#### [Trecho do texto]
--------

Infectologista do Maria Lucinda alerta para o intervalo correto entre as vacinas contra a gripe e a Covid-19

A vacinação contra a Covid-19 teve início em Pernambuco no dia 18 de janeiro. Desde então, cada município vem seguindo um calendário próprio de imunização, de acordo com a faixa etária da sua população e os grupos de riscos. No entanto, uma nova campanha entrou em vigor no estado no último dia 12 de abril, a da vacina da gripe, que protege contra três tipos de vírus: Influenza A (H1N1), Influenza B e Influenza A (H3N2), mas não contra o coronavírus. No caso dos idosos, essa vacina começará no dia 11 de maio.

Diante da necessidade de parte da população tomar os dois imunizantes, podem surgir dúvidas quanto ao cronograma correto de vacinação, para que uma dose não prejudique a eficácia da outra, sobretudo porque ainda existem dois tipos diferentes da vacina da Covid (Coronavac e AstraZeneca). Para tirar essas dúvidas, o médico Luciano Arraes, infectologista do Maria Lucinda, explica como as pessoas devem proceder.

“O recomendado é que se priorize a vacina do coronavírus em detrimento da gripe, pois ainda temos um grande número de casos de Covid-19. Mesmo que o paciente esteja na época oficial da vacina da gripe, que seja priorizada a primeira ou segunda dose da Coronavac”, recomenda o infectologista, tomando como base as preconizações do Ministério da Saúde.

O médico ainda esclarece que é necessário esperar, no mínimo, duas semanas após ter recebido o imunizante da Covid para tomar a vacina da gripe. “Pessoas com maior chance de complicação com gripe, como obesos, diabéticos, pacientes cardiopatas ou doenças pulmonares crônicas, que quando pegam gripe ficam mais debilitadas e com risco maior de óbito, devem tomar a vacina da gripe 14 dias após a proteção contra a Covid. Pacientes que estejam fora desse grupo de risco podem aguardar quatro semanas para serem imunizados contra a influenza”, explicou.

--------

#### [Extratos de dados]
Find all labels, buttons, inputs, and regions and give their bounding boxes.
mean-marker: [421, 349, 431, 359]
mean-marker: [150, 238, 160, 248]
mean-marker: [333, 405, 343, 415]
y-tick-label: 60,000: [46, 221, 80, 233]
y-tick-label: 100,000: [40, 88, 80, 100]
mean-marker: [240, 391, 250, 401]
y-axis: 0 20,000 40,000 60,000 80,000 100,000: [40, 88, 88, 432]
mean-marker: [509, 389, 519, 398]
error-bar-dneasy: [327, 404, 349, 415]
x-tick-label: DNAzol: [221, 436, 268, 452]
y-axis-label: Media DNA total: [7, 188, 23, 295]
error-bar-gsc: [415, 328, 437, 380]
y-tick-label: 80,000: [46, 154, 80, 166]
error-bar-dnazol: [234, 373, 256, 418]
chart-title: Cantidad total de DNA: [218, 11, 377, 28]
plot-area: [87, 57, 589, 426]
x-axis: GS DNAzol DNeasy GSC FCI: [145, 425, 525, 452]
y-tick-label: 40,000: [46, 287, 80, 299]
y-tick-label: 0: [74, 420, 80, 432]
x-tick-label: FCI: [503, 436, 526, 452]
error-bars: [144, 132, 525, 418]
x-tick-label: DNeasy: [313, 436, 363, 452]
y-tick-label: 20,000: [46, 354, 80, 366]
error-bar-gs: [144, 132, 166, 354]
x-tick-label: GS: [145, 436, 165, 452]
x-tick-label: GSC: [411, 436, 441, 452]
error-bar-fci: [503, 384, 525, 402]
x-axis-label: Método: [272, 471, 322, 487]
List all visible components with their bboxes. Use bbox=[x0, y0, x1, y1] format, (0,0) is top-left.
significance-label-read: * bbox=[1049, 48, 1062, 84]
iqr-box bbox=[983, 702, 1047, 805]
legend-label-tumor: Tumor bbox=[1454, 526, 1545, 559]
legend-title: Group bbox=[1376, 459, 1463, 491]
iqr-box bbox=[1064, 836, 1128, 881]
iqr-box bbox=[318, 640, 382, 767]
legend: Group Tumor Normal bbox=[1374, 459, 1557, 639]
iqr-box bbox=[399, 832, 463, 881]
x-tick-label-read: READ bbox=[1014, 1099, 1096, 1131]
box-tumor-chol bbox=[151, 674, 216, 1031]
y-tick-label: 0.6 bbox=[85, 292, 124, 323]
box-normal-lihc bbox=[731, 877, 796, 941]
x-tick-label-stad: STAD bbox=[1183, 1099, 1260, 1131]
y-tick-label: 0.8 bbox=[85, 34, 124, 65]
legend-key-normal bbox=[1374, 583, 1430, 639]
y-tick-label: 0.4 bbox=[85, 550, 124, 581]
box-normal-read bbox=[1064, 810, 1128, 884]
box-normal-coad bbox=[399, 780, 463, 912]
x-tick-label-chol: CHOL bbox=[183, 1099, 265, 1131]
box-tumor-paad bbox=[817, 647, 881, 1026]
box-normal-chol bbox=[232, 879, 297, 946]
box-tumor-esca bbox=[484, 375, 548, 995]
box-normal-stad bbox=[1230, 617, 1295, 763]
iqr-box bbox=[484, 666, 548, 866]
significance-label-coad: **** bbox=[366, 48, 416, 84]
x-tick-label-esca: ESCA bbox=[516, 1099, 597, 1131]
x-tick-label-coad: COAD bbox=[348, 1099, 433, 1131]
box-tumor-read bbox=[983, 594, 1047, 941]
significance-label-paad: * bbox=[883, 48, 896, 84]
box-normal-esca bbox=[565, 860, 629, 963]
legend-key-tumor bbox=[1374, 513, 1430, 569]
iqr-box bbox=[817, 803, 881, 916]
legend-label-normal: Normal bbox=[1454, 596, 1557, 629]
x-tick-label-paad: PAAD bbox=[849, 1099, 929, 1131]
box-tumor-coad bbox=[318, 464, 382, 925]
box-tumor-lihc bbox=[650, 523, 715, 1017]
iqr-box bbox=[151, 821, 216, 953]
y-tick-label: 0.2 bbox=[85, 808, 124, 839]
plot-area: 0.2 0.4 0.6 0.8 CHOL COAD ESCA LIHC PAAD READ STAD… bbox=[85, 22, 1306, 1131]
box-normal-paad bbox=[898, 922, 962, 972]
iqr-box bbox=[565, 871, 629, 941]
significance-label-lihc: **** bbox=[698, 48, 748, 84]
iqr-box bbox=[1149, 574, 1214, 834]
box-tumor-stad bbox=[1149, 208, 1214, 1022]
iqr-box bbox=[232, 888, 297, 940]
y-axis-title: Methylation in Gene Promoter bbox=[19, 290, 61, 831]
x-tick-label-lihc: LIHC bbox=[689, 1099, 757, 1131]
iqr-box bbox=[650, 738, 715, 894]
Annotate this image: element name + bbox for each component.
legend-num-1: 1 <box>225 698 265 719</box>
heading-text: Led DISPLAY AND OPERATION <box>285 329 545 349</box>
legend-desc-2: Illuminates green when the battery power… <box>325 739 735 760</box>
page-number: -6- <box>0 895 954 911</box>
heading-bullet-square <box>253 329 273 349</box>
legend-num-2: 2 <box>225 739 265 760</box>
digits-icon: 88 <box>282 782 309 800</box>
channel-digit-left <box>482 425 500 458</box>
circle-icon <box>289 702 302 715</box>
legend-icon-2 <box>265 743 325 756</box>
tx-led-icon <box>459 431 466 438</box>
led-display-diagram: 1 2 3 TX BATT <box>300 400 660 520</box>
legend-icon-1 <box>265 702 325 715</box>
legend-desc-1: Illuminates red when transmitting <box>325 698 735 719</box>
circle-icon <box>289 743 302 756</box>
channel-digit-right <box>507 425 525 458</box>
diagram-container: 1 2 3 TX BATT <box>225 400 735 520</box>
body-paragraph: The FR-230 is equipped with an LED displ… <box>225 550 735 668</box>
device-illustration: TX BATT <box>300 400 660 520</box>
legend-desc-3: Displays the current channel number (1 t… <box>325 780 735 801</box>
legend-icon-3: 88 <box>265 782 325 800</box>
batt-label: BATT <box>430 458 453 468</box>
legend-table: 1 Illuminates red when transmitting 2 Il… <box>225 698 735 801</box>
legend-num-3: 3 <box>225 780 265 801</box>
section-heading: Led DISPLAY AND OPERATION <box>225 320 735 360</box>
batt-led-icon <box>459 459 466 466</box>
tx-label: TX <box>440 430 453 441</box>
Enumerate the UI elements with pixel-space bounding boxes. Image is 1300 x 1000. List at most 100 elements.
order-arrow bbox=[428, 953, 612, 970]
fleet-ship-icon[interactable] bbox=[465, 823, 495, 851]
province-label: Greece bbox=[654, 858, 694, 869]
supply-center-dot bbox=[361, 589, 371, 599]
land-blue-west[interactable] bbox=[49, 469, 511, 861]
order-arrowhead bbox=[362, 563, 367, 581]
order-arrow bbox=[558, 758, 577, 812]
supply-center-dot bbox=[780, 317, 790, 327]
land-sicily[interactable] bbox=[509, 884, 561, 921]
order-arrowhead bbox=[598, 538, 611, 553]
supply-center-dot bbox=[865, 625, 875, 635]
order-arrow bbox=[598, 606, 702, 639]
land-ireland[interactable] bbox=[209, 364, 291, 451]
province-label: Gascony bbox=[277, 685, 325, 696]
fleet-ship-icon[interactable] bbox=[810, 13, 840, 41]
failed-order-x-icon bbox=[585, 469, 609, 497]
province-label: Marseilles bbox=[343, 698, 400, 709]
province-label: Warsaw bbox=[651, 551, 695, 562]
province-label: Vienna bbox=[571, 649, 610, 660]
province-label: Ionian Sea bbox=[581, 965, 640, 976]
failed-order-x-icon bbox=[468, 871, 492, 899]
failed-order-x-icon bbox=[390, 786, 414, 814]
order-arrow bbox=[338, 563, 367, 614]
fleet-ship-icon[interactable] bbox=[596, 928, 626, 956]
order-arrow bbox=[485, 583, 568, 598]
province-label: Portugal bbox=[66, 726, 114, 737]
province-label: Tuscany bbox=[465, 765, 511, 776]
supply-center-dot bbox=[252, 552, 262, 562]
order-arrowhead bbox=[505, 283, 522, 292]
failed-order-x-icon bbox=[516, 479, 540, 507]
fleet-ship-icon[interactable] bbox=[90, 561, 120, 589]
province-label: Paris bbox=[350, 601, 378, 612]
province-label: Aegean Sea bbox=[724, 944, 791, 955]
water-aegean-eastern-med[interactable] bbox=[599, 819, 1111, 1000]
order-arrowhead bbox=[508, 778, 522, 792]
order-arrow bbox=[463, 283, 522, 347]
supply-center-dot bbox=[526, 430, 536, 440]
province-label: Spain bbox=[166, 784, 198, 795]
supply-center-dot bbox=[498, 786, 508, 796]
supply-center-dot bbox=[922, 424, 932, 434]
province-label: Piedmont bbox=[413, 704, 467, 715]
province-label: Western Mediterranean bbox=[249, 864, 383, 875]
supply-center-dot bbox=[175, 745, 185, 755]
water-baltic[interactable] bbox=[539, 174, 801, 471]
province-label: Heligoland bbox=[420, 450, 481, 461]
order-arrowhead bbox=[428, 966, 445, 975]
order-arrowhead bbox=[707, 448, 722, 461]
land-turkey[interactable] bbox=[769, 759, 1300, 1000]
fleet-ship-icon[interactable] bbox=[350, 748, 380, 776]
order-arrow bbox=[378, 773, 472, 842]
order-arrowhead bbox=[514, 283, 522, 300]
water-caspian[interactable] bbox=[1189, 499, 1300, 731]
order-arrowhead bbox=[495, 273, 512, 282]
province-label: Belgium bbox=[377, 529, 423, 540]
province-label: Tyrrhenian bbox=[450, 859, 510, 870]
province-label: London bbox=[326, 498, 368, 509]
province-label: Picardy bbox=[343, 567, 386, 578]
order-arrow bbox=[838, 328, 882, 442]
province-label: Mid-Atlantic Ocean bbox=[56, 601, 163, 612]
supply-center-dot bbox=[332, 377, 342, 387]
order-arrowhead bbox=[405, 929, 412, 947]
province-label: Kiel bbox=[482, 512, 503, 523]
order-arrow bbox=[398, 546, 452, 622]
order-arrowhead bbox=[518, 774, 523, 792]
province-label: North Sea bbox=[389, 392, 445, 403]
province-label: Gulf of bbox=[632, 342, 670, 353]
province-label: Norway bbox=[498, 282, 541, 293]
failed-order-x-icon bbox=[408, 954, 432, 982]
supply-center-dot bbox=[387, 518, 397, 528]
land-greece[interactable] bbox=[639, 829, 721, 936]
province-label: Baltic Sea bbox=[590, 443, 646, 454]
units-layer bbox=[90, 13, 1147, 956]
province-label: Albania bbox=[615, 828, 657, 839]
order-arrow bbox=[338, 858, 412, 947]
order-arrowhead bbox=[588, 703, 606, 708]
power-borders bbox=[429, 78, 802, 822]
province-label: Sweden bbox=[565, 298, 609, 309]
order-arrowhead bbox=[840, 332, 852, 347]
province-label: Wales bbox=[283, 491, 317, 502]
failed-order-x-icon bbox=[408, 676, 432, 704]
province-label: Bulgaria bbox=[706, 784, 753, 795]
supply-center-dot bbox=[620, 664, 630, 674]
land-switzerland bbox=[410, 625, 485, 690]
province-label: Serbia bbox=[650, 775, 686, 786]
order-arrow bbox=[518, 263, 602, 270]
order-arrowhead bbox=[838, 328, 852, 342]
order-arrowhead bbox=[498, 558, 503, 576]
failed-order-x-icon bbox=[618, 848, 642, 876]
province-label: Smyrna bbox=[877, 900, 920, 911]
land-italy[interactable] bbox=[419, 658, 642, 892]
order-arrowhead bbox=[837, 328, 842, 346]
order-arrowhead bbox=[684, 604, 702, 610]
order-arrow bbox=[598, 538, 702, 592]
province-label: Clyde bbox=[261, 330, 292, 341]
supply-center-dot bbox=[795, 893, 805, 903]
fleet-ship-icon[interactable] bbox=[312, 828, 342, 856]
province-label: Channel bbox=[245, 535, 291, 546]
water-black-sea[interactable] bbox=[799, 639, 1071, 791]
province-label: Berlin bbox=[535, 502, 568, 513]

--------

#### [Tarefas a cumprir]
1. Segundo o texto sobre as vacinas contra a gripe e a Covid-19, em que data começará a vacinação contra a gripe para os idosos?
2. Indique se cada afirmação abaixo está de acordo com o texto sobre as vacinas contra a gripe e a Covid-19, respondendo sim ou não e citando as palavras do texto que decidem a questão.
(a) A vacinação contra a Covid-19 começou em Pernambuco em 18 de janeiro.
(b) A vacina da gripe também protege contra o coronavírus.
(c) Pacientes fora do grupo de risco podem aguardar duas semanas para se vacinar contra a influenza.
3. Escreva a continuação do texto sobre as vacinas contra a gripe e a Covid-19, a partir da última frase apresentada.

#### [Lista de respostas]
1. No dia 11 de maio.

2.
(a) Sim: "A vacinação contra a Covid-19 teve início em Pernambuco no dia 18 de janeiro."
(b) Não: "mas não contra o coronavírus."
(c) Não: "Pacientes que estejam fora desse grupo de risco podem aguardar quatro semanas para serem imunizados contra a influenza."

3.
Em relação à vacina AstraZeneca, que possui um prazo de três meses entre uma dose e outra, Luciano Arraes diz que o paciente pode tomar a vacina da gripe nesse período intermediário. “O usuário pode tomar a primeira dose da Astrazeneca e, quatro semanas depois, pode fazer a vacina da gripe, para depois tomar a segunda dose. Se a pessoa estiver próxima da aplicação da segunda dose, a prioridade é a da Covid e aguardar para receber a vacina da influenza quatro semanas depois”, garante o infectologista Luciano Arraes.

O especialista ainda reforça que pessoas com qualquer sintoma gripal ou de resfriado, como febre, tosse ou dor de cabeça, não devem ser vacinadas. “Isso pode se confundir com possíveis reações adversas das vacinas, especialmente a da Coronavac, criando uma falsa impressão de que esses efeitos são oriundos do imunizante. Esses pacientes devem ser avaliados por um médico e fazer o exame de Covid para evitar uma maior disseminação da doença no município e no estado”, finalizou o infectologista do Hospital Maria Lucinda.